* What is asked
Provide the records once more, identical to the original.

===== Input =====

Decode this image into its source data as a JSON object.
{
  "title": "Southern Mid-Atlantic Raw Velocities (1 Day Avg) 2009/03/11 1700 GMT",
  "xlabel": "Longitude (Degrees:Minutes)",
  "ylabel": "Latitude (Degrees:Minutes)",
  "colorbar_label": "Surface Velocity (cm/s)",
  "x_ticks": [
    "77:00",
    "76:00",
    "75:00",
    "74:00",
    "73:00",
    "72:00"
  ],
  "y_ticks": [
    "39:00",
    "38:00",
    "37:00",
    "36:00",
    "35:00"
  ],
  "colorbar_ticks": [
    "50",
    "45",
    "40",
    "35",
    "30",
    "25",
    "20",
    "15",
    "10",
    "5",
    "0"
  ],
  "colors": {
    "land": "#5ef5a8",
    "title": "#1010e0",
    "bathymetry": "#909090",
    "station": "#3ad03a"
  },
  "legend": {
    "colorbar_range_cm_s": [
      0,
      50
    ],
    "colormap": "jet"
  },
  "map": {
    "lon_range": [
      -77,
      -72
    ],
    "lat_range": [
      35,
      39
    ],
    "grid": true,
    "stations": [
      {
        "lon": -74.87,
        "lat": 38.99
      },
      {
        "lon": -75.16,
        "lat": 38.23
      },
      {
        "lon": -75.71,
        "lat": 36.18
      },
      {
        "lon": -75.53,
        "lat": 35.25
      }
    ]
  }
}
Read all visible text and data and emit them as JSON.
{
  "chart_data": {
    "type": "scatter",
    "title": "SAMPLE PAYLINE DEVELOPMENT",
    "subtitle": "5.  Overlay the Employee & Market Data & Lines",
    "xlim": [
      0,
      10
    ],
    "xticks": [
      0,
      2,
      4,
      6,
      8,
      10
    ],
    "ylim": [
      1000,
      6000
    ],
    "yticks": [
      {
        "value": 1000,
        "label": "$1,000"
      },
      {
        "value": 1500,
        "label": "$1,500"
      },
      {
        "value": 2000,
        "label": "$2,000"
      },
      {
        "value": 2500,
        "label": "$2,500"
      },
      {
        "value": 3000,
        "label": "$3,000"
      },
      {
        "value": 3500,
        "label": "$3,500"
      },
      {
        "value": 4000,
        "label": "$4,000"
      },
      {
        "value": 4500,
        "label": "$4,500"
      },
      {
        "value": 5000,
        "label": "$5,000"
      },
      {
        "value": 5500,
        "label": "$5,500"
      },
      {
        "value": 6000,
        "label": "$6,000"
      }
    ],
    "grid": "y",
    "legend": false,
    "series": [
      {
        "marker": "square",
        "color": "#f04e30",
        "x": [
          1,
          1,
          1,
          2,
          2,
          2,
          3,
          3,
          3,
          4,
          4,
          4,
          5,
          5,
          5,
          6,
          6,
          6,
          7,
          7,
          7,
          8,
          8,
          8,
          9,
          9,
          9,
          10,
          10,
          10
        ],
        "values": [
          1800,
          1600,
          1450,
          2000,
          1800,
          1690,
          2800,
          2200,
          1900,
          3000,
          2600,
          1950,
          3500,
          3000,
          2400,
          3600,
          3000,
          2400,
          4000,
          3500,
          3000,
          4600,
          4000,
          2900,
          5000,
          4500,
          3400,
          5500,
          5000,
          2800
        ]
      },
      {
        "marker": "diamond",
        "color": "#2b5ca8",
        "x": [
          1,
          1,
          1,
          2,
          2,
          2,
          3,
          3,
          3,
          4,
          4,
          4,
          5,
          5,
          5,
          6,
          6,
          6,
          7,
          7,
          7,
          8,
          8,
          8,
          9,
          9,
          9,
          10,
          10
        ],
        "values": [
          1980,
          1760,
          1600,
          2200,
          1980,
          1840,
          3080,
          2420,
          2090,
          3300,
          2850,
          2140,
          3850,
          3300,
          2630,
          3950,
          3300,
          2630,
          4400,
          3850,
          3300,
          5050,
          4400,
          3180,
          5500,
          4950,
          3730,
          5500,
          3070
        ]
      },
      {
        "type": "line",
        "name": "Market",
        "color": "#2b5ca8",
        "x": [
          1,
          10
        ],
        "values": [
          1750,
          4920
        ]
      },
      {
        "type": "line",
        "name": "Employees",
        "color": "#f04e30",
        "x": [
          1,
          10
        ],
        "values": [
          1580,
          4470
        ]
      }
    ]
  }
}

=====

* Output for this task
Decode this image into its source data as a JSON object.
{
  "title": "Southern Mid-Atlantic Raw Velocities (1 Day Avg) 2009/03/11 1700 GMT",
  "xlabel": "Longitude (Degrees:Minutes)",
  "ylabel": "Latitude (Degrees:Minutes)",
  "colorbar_label": "Surface Velocity (cm/s)",
  "x_ticks": [
    "77:00",
    "76:00",
    "75:00",
    "74:00",
    "73:00",
    "72:00"
  ],
  "y_ticks": [
    "39:00",
    "38:00",
    "37:00",
    "36:00",
    "35:00"
  ],
  "colorbar_ticks": [
    "50",
    "45",
    "40",
    "35",
    "30",
    "25",
    "20",
    "15",
    "10",
    "5",
    "0"
  ],
  "colors": {
    "land": "#5ef5a8",
    "title": "#1010e0",
    "bathymetry": "#909090",
    "station": "#3ad03a"
  },
  "legend": {
    "colorbar_range_cm_s": [
      0,
      50
    ],
    "colormap": "jet"
  },
  "map": {
    "lon_range": [
      -77,
      -72
    ],
    "lat_range": [
      35,
      39
    ],
    "grid": true,
    "stations": [
      {
        "lon": -74.87,
        "lat": 38.99
      },
      {
        "lon": -75.16,
        "lat": 38.23
      },
      {
        "lon": -75.71,
        "lat": 36.18
      },
      {
        "lon": -75.53,
        "lat": 35.25
      }
    ]
  }
}
Read all visible text and data and emit them as JSON.
{
  "chart_data": {
    "type": "scatter",
    "title": "SAMPLE PAYLINE DEVELOPMENT",
    "subtitle": "5.  Overlay the Employee & Market Data & Lines",
    "xlim": [
      0,
      10
    ],
    "xticks": [
      0,
      2,
      4,
      6,
      8,
      10
    ],
    "ylim": [
      1000,
      6000
    ],
    "yticks": [
      {
        "value": 1000,
        "label": "$1,000"
      },
      {
        "value": 1500,
        "label": "$1,500"
      },
      {
        "value": 2000,
        "label": "$2,000"
      },
      {
        "value": 2500,
        "label": "$2,500"
      },
      {
        "value": 3000,
        "label": "$3,000"
      },
      {
        "value": 3500,
        "label": "$3,500"
      },
      {
        "value": 4000,
        "label": "$4,000"
      },
      {
        "value": 4500,
        "label": "$4,500"
      },
      {
        "value": 5000,
        "label": "$5,000"
      },
      {
        "value": 5500,
        "label": "$5,500"
      },
      {
        "value": 6000,
        "label": "$6,000"
      }
    ],
    "grid": "y",
    "legend": false,
    "series": [
      {
        "marker": "square",
        "color": "#f04e30",
        "x": [
          1,
          1,
          1,
          2,
          2,
          2,
          3,
          3,
          3,
          4,
          4,
          4,
          5,
          5,
          5,
          6,
          6,
          6,
          7,
          7,
          7,
          8,
          8,
          8,
          9,
          9,
          9,
          10,
          10,
          10
        ],
        "values": [
          1800,
          1600,
          1450,
          2000,
          1800,
          1690,
          2800,
          2200,
          1900,
          3000,
          2600,
          1950,
          3500,
          3000,
          2400,
          3600,
          3000,
          2400,
          4000,
          3500,
          3000,
          4600,
          4000,
          2900,
          5000,
          4500,
          3400,
          5500,
          5000,
          2800
        ]
      },
      {
        "marker": "diamond",
        "color": "#2b5ca8",
        "x": [
          1,
          1,
          1,
          2,
          2,
          2,
          3,
          3,
          3,
          4,
          4,
          4,
          5,
          5,
          5,
          6,
          6,
          6,
          7,
          7,
          7,
          8,
          8,
          8,
          9,
          9,
          9,
          10,
          10
        ],
        "values": [
          1980,
          1760,
          1600,
          2200,
          1980,
          1840,
          3080,
          2420,
          2090,
          3300,
          2850,
          2140,
          3850,
          3300,
          2630,
          3950,
          3300,
          2630,
          4400,
          3850,
          3300,
          5050,
          4400,
          3180,
          5500,
          4950,
          3730,
          5500,
          3070
        ]
      },
      {
        "type": "line",
        "name": "Market",
        "color": "#2b5ca8",
        "x": [
          1,
          10
        ],
        "values": [
          1750,
          4920
        ]
      },
      {
        "type": "line",
        "name": "Employees",
        "color": "#f04e30",
        "x": [
          1,
          10
        ],
        "values": [
          1580,
          4470
        ]
      }
    ]
  }
}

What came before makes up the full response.